[Stated problem]
Transcribe all the entries word for word, skipping the pictures.

[Provided entries]
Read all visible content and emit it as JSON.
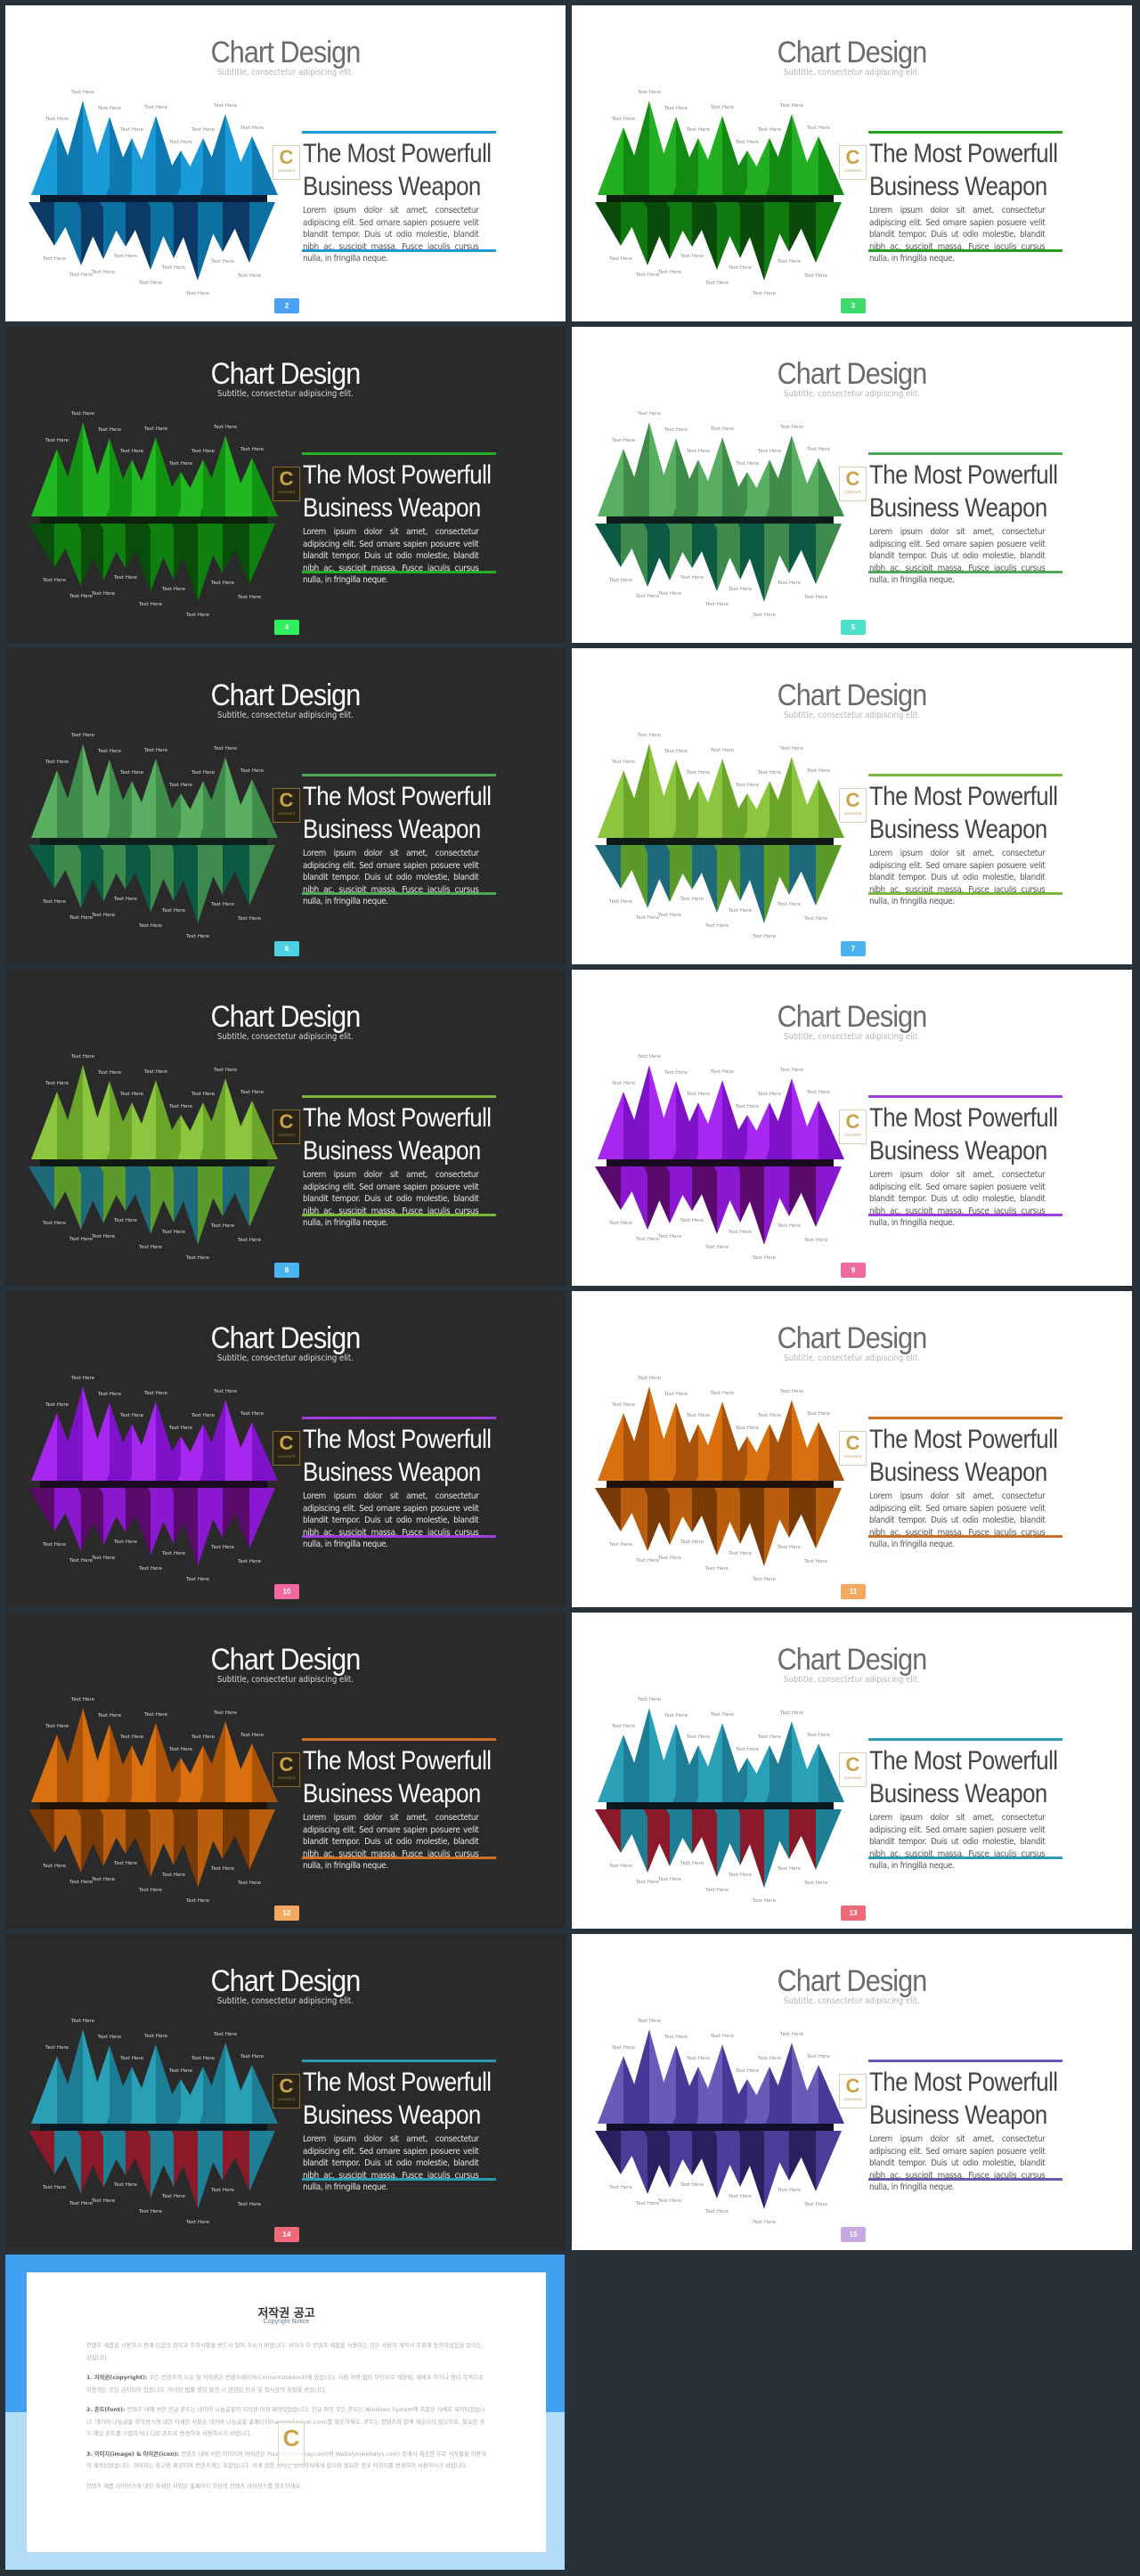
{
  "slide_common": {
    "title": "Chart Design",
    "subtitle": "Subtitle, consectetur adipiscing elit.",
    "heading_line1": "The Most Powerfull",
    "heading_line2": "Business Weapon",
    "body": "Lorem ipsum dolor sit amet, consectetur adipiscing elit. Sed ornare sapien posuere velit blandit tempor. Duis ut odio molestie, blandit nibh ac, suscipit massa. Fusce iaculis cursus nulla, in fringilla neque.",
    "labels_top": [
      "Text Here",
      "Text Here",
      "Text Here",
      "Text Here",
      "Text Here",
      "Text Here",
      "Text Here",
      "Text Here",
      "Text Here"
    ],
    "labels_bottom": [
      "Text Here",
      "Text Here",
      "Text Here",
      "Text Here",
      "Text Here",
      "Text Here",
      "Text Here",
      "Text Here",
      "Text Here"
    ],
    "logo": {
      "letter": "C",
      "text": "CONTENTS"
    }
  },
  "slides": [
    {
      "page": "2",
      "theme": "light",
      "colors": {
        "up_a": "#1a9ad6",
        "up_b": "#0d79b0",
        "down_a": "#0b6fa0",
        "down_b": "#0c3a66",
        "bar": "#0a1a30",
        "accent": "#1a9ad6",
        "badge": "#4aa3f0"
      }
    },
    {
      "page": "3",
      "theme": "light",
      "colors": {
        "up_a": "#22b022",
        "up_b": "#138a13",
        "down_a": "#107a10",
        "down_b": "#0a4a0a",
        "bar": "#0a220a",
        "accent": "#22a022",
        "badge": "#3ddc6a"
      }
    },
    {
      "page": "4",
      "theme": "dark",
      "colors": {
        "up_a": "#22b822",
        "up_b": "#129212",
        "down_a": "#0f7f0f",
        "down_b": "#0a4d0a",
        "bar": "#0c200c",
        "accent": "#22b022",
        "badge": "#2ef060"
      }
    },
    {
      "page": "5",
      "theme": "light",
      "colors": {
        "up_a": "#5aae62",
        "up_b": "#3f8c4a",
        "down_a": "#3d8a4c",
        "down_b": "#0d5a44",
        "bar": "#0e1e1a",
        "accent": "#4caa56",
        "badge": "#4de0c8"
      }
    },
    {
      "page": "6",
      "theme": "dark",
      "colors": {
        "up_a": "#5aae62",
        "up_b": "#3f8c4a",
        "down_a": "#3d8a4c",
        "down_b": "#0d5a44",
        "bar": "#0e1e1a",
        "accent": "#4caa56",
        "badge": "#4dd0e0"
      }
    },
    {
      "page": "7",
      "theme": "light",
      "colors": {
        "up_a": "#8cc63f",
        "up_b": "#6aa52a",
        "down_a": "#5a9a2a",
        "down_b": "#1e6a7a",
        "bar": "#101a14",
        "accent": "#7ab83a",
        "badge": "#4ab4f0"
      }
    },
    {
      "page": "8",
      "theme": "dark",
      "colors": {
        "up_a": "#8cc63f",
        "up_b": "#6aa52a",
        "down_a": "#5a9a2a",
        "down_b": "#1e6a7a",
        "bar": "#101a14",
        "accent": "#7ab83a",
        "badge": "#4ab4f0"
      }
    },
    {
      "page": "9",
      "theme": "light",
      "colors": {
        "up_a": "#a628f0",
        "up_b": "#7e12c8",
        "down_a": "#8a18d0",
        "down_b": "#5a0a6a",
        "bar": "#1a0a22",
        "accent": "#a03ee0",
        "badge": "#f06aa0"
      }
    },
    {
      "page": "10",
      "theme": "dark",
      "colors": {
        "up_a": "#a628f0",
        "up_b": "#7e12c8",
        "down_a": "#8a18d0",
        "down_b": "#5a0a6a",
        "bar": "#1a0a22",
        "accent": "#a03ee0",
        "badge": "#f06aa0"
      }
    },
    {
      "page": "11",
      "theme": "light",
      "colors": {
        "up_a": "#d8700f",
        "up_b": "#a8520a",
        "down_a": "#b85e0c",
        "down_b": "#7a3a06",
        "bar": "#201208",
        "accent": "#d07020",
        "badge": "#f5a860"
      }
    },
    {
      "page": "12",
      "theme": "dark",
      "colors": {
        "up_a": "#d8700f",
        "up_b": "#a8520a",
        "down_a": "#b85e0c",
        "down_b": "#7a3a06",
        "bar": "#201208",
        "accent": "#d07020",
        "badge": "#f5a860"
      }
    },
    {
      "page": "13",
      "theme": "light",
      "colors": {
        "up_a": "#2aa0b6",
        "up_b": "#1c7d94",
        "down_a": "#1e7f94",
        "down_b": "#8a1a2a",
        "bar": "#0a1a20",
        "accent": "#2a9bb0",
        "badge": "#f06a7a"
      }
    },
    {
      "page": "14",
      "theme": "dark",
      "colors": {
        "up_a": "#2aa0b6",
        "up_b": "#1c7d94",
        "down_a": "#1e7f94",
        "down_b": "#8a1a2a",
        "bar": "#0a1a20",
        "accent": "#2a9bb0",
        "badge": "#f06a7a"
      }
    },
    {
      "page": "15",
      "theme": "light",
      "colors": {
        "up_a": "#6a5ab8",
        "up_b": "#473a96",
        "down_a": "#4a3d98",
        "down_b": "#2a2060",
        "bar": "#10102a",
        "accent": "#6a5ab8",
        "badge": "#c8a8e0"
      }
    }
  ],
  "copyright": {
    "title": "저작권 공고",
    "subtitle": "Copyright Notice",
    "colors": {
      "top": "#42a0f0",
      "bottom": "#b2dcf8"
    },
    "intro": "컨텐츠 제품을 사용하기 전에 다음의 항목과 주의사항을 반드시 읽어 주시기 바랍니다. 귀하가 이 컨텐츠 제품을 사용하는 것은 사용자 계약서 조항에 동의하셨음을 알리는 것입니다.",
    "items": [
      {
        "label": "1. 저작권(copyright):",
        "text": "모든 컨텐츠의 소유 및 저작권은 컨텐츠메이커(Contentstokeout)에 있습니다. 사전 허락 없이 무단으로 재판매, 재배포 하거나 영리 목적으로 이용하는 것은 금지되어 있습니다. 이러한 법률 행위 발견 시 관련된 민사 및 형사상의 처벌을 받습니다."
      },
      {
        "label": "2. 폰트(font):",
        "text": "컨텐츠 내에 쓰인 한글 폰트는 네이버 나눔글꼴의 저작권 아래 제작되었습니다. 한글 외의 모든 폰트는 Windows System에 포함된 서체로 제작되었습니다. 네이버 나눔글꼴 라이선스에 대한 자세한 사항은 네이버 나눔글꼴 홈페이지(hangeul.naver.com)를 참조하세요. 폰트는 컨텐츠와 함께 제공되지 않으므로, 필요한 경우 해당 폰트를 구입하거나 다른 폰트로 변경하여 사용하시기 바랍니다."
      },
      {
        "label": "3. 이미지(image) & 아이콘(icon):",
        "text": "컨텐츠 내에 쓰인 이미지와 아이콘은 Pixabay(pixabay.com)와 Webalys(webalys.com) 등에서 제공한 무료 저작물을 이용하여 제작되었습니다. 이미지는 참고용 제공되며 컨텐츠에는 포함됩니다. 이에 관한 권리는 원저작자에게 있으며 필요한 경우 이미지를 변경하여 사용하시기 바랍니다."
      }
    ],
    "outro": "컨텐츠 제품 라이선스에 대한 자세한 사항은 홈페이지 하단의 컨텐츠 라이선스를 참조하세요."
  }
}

[Expected answer]
Read all visible content and emit it as JSON.
{
  "slide_common": {
    "title": "Chart Design",
    "subtitle": "Subtitle, consectetur adipiscing elit.",
    "heading_line1": "The Most Powerfull",
    "heading_line2": "Business Weapon",
    "body": "Lorem ipsum dolor sit amet, consectetur adipiscing elit. Sed ornare sapien posuere velit blandit tempor. Duis ut odio molestie, blandit nibh ac, suscipit massa. Fusce iaculis cursus nulla, in fringilla neque.",
    "labels_top": [
      "Text Here",
      "Text Here",
      "Text Here",
      "Text Here",
      "Text Here",
      "Text Here",
      "Text Here",
      "Text Here",
      "Text Here"
    ],
    "labels_bottom": [
      "Text Here",
      "Text Here",
      "Text Here",
      "Text Here",
      "Text Here",
      "Text Here",
      "Text Here",
      "Text Here",
      "Text Here"
    ],
    "logo": {
      "letter": "C",
      "text": "CONTENTS"
    }
  },
  "slides": [
    {
      "page": "2",
      "theme": "light",
      "colors": {
        "up_a": "#1a9ad6",
        "up_b": "#0d79b0",
        "down_a": "#0b6fa0",
        "down_b": "#0c3a66",
        "bar": "#0a1a30",
        "accent": "#1a9ad6",
        "badge": "#4aa3f0"
      }
    },
    {
      "page": "3",
      "theme": "light",
      "colors": {
        "up_a": "#22b022",
        "up_b": "#138a13",
        "down_a": "#107a10",
        "down_b": "#0a4a0a",
        "bar": "#0a220a",
        "accent": "#22a022",
        "badge": "#3ddc6a"
      }
    },
    {
      "page": "4",
      "theme": "dark",
      "colors": {
        "up_a": "#22b822",
        "up_b": "#129212",
        "down_a": "#0f7f0f",
        "down_b": "#0a4d0a",
        "bar": "#0c200c",
        "accent": "#22b022",
        "badge": "#2ef060"
      }
    },
    {
      "page": "5",
      "theme": "light",
      "colors": {
        "up_a": "#5aae62",
        "up_b": "#3f8c4a",
        "down_a": "#3d8a4c",
        "down_b": "#0d5a44",
        "bar": "#0e1e1a",
        "accent": "#4caa56",
        "badge": "#4de0c8"
      }
    },
    {
      "page": "6",
      "theme": "dark",
      "colors": {
        "up_a": "#5aae62",
        "up_b": "#3f8c4a",
        "down_a": "#3d8a4c",
        "down_b": "#0d5a44",
        "bar": "#0e1e1a",
        "accent": "#4caa56",
        "badge": "#4dd0e0"
      }
    },
    {
      "page": "7",
      "theme": "light",
      "colors": {
        "up_a": "#8cc63f",
        "up_b": "#6aa52a",
        "down_a": "#5a9a2a",
        "down_b": "#1e6a7a",
        "bar": "#101a14",
        "accent": "#7ab83a",
        "badge": "#4ab4f0"
      }
    },
    {
      "page": "8",
      "theme": "dark",
      "colors": {
        "up_a": "#8cc63f",
        "up_b": "#6aa52a",
        "down_a": "#5a9a2a",
        "down_b": "#1e6a7a",
        "bar": "#101a14",
        "accent": "#7ab83a",
        "badge": "#4ab4f0"
      }
    },
    {
      "page": "9",
      "theme": "light",
      "colors": {
        "up_a": "#a628f0",
        "up_b": "#7e12c8",
        "down_a": "#8a18d0",
        "down_b": "#5a0a6a",
        "bar": "#1a0a22",
        "accent": "#a03ee0",
        "badge": "#f06aa0"
      }
    },
    {
      "page": "10",
      "theme": "dark",
      "colors": {
        "up_a": "#a628f0",
        "up_b": "#7e12c8",
        "down_a": "#8a18d0",
        "down_b": "#5a0a6a",
        "bar": "#1a0a22",
        "accent": "#a03ee0",
        "badge": "#f06aa0"
      }
    },
    {
      "page": "11",
      "theme": "light",
      "colors": {
        "up_a": "#d8700f",
        "up_b": "#a8520a",
        "down_a": "#b85e0c",
        "down_b": "#7a3a06",
        "bar": "#201208",
        "accent": "#d07020",
        "badge": "#f5a860"
      }
    },
    {
      "page": "12",
      "theme": "dark",
      "colors": {
        "up_a": "#d8700f",
        "up_b": "#a8520a",
        "down_a": "#b85e0c",
        "down_b": "#7a3a06",
        "bar": "#201208",
        "accent": "#d07020",
        "badge": "#f5a860"
      }
    },
    {
      "page": "13",
      "theme": "light",
      "colors": {
        "up_a": "#2aa0b6",
        "up_b": "#1c7d94",
        "down_a": "#1e7f94",
        "down_b": "#8a1a2a",
        "bar": "#0a1a20",
        "accent": "#2a9bb0",
        "badge": "#f06a7a"
      }
    },
    {
      "page": "14",
      "theme": "dark",
      "colors": {
        "up_a": "#2aa0b6",
        "up_b": "#1c7d94",
        "down_a": "#1e7f94",
        "down_b": "#8a1a2a",
        "bar": "#0a1a20",
        "accent": "#2a9bb0",
        "badge": "#f06a7a"
      }
    },
    {
      "page": "15",
      "theme": "light",
      "colors": {
        "up_a": "#6a5ab8",
        "up_b": "#473a96",
        "down_a": "#4a3d98",
        "down_b": "#2a2060",
        "bar": "#10102a",
        "accent": "#6a5ab8",
        "badge": "#c8a8e0"
      }
    }
  ],
  "copyright": {
    "title": "저작권 공고",
    "subtitle": "Copyright Notice",
    "colors": {
      "top": "#42a0f0",
      "bottom": "#b2dcf8"
    },
    "intro": "컨텐츠 제품을 사용하기 전에 다음의 항목과 주의사항을 반드시 읽어 주시기 바랍니다. 귀하가 이 컨텐츠 제품을 사용하는 것은 사용자 계약서 조항에 동의하셨음을 알리는 것입니다.",
    "items": [
      {
        "label": "1. 저작권(copyright):",
        "text": "모든 컨텐츠의 소유 및 저작권은 컨텐츠메이커(Contentstokeout)에 있습니다. 사전 허락 없이 무단으로 재판매, 재배포 하거나 영리 목적으로 이용하는 것은 금지되어 있습니다. 이러한 법률 행위 발견 시 관련된 민사 및 형사상의 처벌을 받습니다."
      },
      {
        "label": "2. 폰트(font):",
        "text": "컨텐츠 내에 쓰인 한글 폰트는 네이버 나눔글꼴의 저작권 아래 제작되었습니다. 한글 외의 모든 폰트는 Windows System에 포함된 서체로 제작되었습니다. 네이버 나눔글꼴 라이선스에 대한 자세한 사항은 네이버 나눔글꼴 홈페이지(hangeul.naver.com)를 참조하세요. 폰트는 컨텐츠와 함께 제공되지 않으므로, 필요한 경우 해당 폰트를 구입하거나 다른 폰트로 변경하여 사용하시기 바랍니다."
      },
      {
        "label": "3. 이미지(image) & 아이콘(icon):",
        "text": "컨텐츠 내에 쓰인 이미지와 아이콘은 Pixabay(pixabay.com)와 Webalys(webalys.com) 등에서 제공한 무료 저작물을 이용하여 제작되었습니다. 이미지는 참고용 제공되며 컨텐츠에는 포함됩니다. 이에 관한 권리는 원저작자에게 있으며 필요한 경우 이미지를 변경하여 사용하시기 바랍니다."
      }
    ],
    "outro": "컨텐츠 제품 라이선스에 대한 자세한 사항은 홈페이지 하단의 컨텐츠 라이선스를 참조하세요."
  }
}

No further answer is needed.